*What to produce:* Repeat each record exactly as written, and drop any images.

══ The input

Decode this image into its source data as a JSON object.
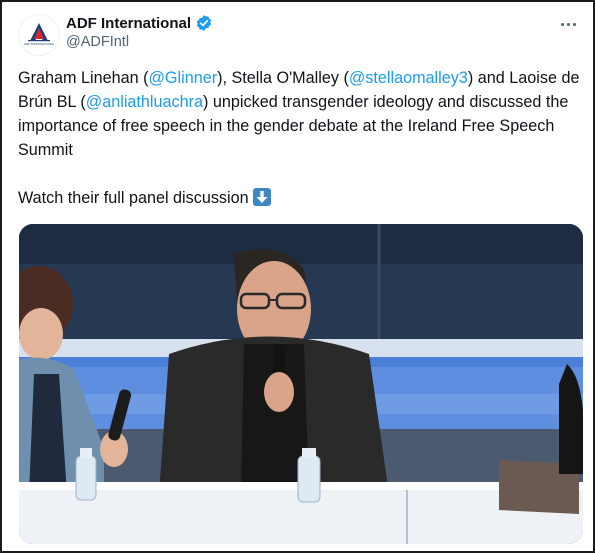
{
  "tweet": {
    "author": {
      "display_name": "ADF International",
      "handle": "@ADFIntl",
      "verified": true,
      "avatar_logo_text": "ADF INTERNATIONAL"
    },
    "text_parts": {
      "p1": "Graham Linehan (",
      "m1": "@Glinner",
      "p2": "), Stella O'Malley (",
      "m2": "@stellaomalley3",
      "p3": ") and Laoise de Brún BL (",
      "m3": "@anliathluachra",
      "p4": ") unpicked transgender ideology and discussed the importance of free speech in the gender debate at the Ireland Free Speech Summit",
      "p5": "Watch their full panel discussion"
    },
    "emoji": "down-arrow-emoji",
    "media": {
      "type": "video-thumbnail"
    }
  },
  "colors": {
    "link": "#1d9bf0",
    "verified": "#1d9bf0",
    "text": "#0f1419",
    "secondary": "#536471",
    "brand_red": "#d62a2a",
    "brand_blue": "#1d3f78"
  },
  "icons": [
    "adf-logo-icon",
    "verified-badge-icon",
    "more-options-icon",
    "down-arrow-emoji-icon"
  ]
}
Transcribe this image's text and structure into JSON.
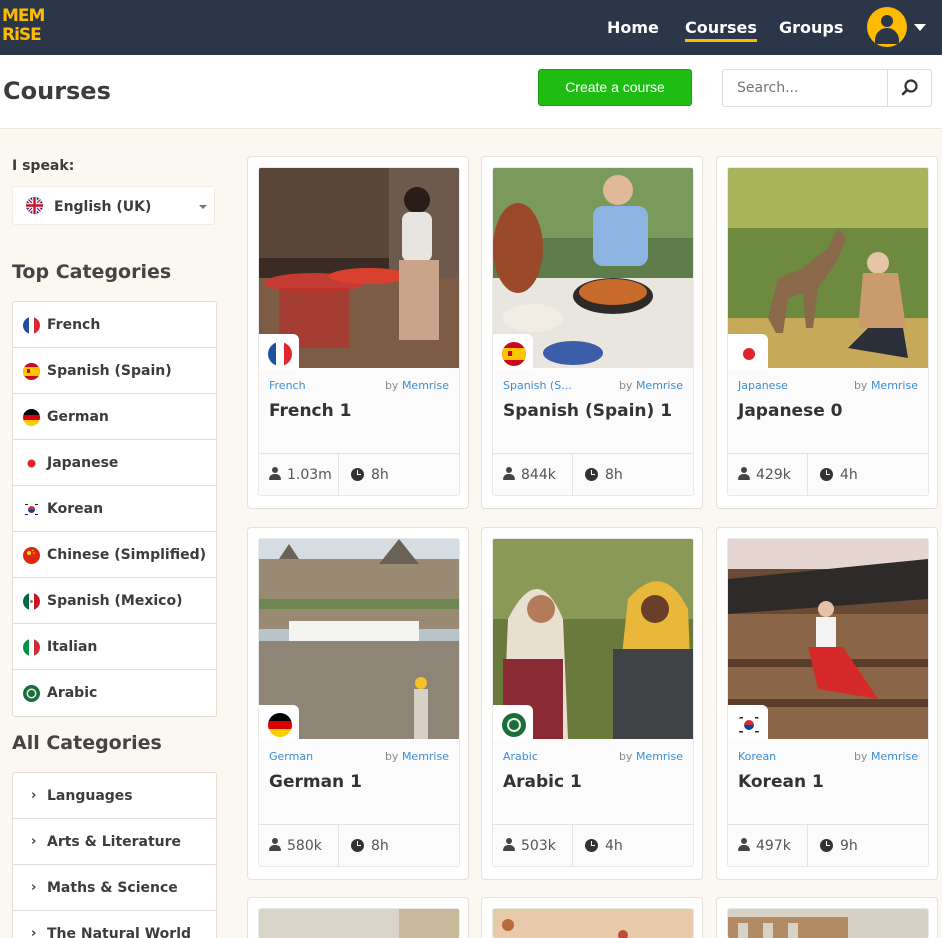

════

*Written response:*
Decode this image into its source data as a JSON object.
{
  "tweet": {
    "author": {
      "display_name": "ADF International",
      "handle": "@ADFIntl",
      "verified": true,
      "avatar_logo_text": "ADF INTERNATIONAL"
    },
    "text_parts": {
      "p1": "Graham Linehan (",
      "m1": "@Glinner",
      "p2": "), Stella O'Malley (",
      "m2": "@stellaomalley3",
      "p3": ") and Laoise de Brún BL (",
      "m3": "@anliathluachra",
      "p4": ") unpicked transgender ideology and discussed the importance of free speech in the gender debate at the Ireland Free Speech Summit",
      "p5": "Watch their full panel discussion"
    },
    "emoji": "down-arrow-emoji",
    "media": {
      "type": "video-thumbnail"
    }
  },
  "colors": {
    "link": "#1d9bf0",
    "verified": "#1d9bf0",
    "text": "#0f1419",
    "secondary": "#536471",
    "brand_red": "#d62a2a",
    "brand_blue": "#1d3f78"
  },
  "icons": [
    "adf-logo-icon",
    "verified-badge-icon",
    "more-options-icon",
    "down-arrow-emoji-icon"
  ]
}
Transcribe this image's text and structure into JSON.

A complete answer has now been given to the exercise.